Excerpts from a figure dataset

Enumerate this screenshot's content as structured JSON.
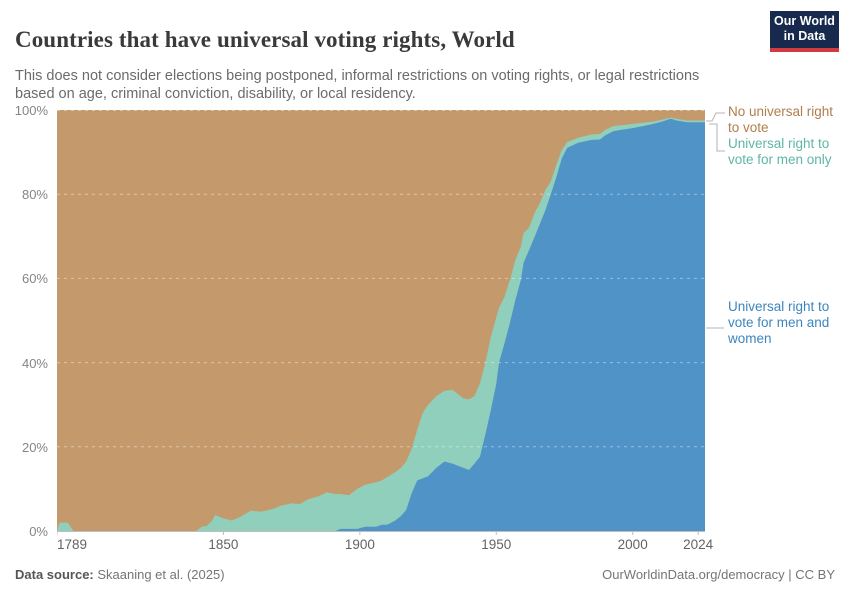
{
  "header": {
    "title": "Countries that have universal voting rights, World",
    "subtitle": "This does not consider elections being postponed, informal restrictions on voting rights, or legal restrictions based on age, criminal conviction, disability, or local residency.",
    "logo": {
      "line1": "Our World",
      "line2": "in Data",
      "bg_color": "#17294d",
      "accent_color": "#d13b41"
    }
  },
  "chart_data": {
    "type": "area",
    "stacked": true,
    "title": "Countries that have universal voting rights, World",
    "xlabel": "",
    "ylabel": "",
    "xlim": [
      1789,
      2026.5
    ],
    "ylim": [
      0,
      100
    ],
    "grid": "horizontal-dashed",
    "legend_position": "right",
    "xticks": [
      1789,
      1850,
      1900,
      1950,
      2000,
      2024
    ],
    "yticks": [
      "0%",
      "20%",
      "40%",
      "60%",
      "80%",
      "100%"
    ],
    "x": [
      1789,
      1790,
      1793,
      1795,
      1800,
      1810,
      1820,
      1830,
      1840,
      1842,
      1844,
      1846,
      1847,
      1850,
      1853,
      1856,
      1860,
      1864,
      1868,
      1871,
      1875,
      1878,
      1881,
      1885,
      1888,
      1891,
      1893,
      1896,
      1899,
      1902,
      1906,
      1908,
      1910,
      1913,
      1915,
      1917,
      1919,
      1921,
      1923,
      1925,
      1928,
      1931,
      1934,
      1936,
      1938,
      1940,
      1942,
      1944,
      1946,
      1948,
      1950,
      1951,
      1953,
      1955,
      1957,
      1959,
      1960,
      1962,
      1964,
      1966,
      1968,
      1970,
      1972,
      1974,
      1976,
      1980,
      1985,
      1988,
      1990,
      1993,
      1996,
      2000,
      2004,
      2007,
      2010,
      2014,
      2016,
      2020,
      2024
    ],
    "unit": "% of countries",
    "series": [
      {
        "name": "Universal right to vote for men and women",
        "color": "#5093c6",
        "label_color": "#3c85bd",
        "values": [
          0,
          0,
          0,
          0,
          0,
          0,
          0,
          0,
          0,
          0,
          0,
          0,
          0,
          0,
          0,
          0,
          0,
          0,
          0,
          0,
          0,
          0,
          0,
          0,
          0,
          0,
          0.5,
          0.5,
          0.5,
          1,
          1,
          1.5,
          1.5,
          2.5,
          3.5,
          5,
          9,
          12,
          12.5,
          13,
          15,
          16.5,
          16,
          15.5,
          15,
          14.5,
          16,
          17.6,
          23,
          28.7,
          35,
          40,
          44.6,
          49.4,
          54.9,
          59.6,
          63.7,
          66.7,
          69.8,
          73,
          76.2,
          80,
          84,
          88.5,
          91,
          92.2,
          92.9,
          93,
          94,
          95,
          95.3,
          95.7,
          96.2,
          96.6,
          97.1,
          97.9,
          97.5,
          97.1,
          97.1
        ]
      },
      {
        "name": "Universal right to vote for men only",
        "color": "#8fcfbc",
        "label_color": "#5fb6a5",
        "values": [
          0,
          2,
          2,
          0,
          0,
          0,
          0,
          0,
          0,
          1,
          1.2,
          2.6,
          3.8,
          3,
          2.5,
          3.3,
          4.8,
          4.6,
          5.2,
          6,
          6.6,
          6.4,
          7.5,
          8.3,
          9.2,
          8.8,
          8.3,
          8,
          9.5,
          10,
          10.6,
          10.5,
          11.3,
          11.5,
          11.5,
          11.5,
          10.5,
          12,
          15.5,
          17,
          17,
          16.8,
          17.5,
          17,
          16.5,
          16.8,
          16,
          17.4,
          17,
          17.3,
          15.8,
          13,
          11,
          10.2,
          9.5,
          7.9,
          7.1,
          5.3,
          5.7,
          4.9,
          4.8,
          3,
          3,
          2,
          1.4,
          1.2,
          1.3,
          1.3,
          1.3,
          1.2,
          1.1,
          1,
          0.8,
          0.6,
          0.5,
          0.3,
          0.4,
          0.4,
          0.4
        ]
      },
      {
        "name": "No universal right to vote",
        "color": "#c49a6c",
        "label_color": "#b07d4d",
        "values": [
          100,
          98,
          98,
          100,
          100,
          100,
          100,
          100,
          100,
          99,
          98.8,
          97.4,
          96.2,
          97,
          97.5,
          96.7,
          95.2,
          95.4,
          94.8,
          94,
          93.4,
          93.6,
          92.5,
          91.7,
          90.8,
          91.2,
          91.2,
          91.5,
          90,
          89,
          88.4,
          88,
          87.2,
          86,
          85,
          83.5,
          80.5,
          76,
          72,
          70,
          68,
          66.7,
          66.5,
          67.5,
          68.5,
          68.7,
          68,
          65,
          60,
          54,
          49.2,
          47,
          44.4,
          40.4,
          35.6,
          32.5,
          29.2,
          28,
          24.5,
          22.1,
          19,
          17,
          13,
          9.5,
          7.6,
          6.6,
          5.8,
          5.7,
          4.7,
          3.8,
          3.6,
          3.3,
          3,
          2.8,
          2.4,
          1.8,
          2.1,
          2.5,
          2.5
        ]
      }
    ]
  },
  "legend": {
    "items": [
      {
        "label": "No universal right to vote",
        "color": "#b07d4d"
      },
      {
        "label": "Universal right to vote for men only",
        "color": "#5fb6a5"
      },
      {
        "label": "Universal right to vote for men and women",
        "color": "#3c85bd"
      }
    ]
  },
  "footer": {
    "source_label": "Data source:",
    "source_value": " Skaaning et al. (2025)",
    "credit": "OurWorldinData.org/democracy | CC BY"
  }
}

_TASK PROMPT_:
Pictures don't belong in the copy. Restate all the entries exactly.

_IN RESPONSE_:
Enumerate this screenshot's content as structured JSON.
{
  "header": {
    "title": "Countries that have universal voting rights, World",
    "subtitle": "This does not consider elections being postponed, informal restrictions on voting rights, or legal restrictions based on age, criminal conviction, disability, or local residency.",
    "logo": {
      "line1": "Our World",
      "line2": "in Data",
      "bg_color": "#17294d",
      "accent_color": "#d13b41"
    }
  },
  "chart_data": {
    "type": "area",
    "stacked": true,
    "title": "Countries that have universal voting rights, World",
    "xlabel": "",
    "ylabel": "",
    "xlim": [
      1789,
      2026.5
    ],
    "ylim": [
      0,
      100
    ],
    "grid": "horizontal-dashed",
    "legend_position": "right",
    "xticks": [
      1789,
      1850,
      1900,
      1950,
      2000,
      2024
    ],
    "yticks": [
      "0%",
      "20%",
      "40%",
      "60%",
      "80%",
      "100%"
    ],
    "x": [
      1789,
      1790,
      1793,
      1795,
      1800,
      1810,
      1820,
      1830,
      1840,
      1842,
      1844,
      1846,
      1847,
      1850,
      1853,
      1856,
      1860,
      1864,
      1868,
      1871,
      1875,
      1878,
      1881,
      1885,
      1888,
      1891,
      1893,
      1896,
      1899,
      1902,
      1906,
      1908,
      1910,
      1913,
      1915,
      1917,
      1919,
      1921,
      1923,
      1925,
      1928,
      1931,
      1934,
      1936,
      1938,
      1940,
      1942,
      1944,
      1946,
      1948,
      1950,
      1951,
      1953,
      1955,
      1957,
      1959,
      1960,
      1962,
      1964,
      1966,
      1968,
      1970,
      1972,
      1974,
      1976,
      1980,
      1985,
      1988,
      1990,
      1993,
      1996,
      2000,
      2004,
      2007,
      2010,
      2014,
      2016,
      2020,
      2024
    ],
    "unit": "% of countries",
    "series": [
      {
        "name": "Universal right to vote for men and women",
        "color": "#5093c6",
        "label_color": "#3c85bd",
        "values": [
          0,
          0,
          0,
          0,
          0,
          0,
          0,
          0,
          0,
          0,
          0,
          0,
          0,
          0,
          0,
          0,
          0,
          0,
          0,
          0,
          0,
          0,
          0,
          0,
          0,
          0,
          0.5,
          0.5,
          0.5,
          1,
          1,
          1.5,
          1.5,
          2.5,
          3.5,
          5,
          9,
          12,
          12.5,
          13,
          15,
          16.5,
          16,
          15.5,
          15,
          14.5,
          16,
          17.6,
          23,
          28.7,
          35,
          40,
          44.6,
          49.4,
          54.9,
          59.6,
          63.7,
          66.7,
          69.8,
          73,
          76.2,
          80,
          84,
          88.5,
          91,
          92.2,
          92.9,
          93,
          94,
          95,
          95.3,
          95.7,
          96.2,
          96.6,
          97.1,
          97.9,
          97.5,
          97.1,
          97.1
        ]
      },
      {
        "name": "Universal right to vote for men only",
        "color": "#8fcfbc",
        "label_color": "#5fb6a5",
        "values": [
          0,
          2,
          2,
          0,
          0,
          0,
          0,
          0,
          0,
          1,
          1.2,
          2.6,
          3.8,
          3,
          2.5,
          3.3,
          4.8,
          4.6,
          5.2,
          6,
          6.6,
          6.4,
          7.5,
          8.3,
          9.2,
          8.8,
          8.3,
          8,
          9.5,
          10,
          10.6,
          10.5,
          11.3,
          11.5,
          11.5,
          11.5,
          10.5,
          12,
          15.5,
          17,
          17,
          16.8,
          17.5,
          17,
          16.5,
          16.8,
          16,
          17.4,
          17,
          17.3,
          15.8,
          13,
          11,
          10.2,
          9.5,
          7.9,
          7.1,
          5.3,
          5.7,
          4.9,
          4.8,
          3,
          3,
          2,
          1.4,
          1.2,
          1.3,
          1.3,
          1.3,
          1.2,
          1.1,
          1,
          0.8,
          0.6,
          0.5,
          0.3,
          0.4,
          0.4,
          0.4
        ]
      },
      {
        "name": "No universal right to vote",
        "color": "#c49a6c",
        "label_color": "#b07d4d",
        "values": [
          100,
          98,
          98,
          100,
          100,
          100,
          100,
          100,
          100,
          99,
          98.8,
          97.4,
          96.2,
          97,
          97.5,
          96.7,
          95.2,
          95.4,
          94.8,
          94,
          93.4,
          93.6,
          92.5,
          91.7,
          90.8,
          91.2,
          91.2,
          91.5,
          90,
          89,
          88.4,
          88,
          87.2,
          86,
          85,
          83.5,
          80.5,
          76,
          72,
          70,
          68,
          66.7,
          66.5,
          67.5,
          68.5,
          68.7,
          68,
          65,
          60,
          54,
          49.2,
          47,
          44.4,
          40.4,
          35.6,
          32.5,
          29.2,
          28,
          24.5,
          22.1,
          19,
          17,
          13,
          9.5,
          7.6,
          6.6,
          5.8,
          5.7,
          4.7,
          3.8,
          3.6,
          3.3,
          3,
          2.8,
          2.4,
          1.8,
          2.1,
          2.5,
          2.5
        ]
      }
    ]
  },
  "legend": {
    "items": [
      {
        "label": "No universal right to vote",
        "color": "#b07d4d"
      },
      {
        "label": "Universal right to vote for men only",
        "color": "#5fb6a5"
      },
      {
        "label": "Universal right to vote for men and women",
        "color": "#3c85bd"
      }
    ]
  },
  "footer": {
    "source_label": "Data source:",
    "source_value": " Skaaning et al. (2025)",
    "credit": "OurWorldinData.org/democracy | CC BY"
  }
}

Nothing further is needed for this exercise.